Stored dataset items
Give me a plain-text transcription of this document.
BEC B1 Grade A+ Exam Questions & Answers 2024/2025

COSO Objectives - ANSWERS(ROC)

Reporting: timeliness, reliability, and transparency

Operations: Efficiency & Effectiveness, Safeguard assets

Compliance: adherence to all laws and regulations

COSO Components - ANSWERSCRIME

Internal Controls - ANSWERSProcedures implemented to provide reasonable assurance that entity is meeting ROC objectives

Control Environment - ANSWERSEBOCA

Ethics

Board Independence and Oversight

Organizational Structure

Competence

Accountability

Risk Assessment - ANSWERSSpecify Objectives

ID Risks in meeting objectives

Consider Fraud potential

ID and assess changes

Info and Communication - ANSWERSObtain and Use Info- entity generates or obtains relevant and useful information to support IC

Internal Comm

**Given problem:** Copy every line above that includes the string "meeting".

**Solved problem:**
Internal Controls - ANSWERSProcedures implemented to provide reasonable assurance that entity is meeting ROC objectives
ID Risks in meeting objectives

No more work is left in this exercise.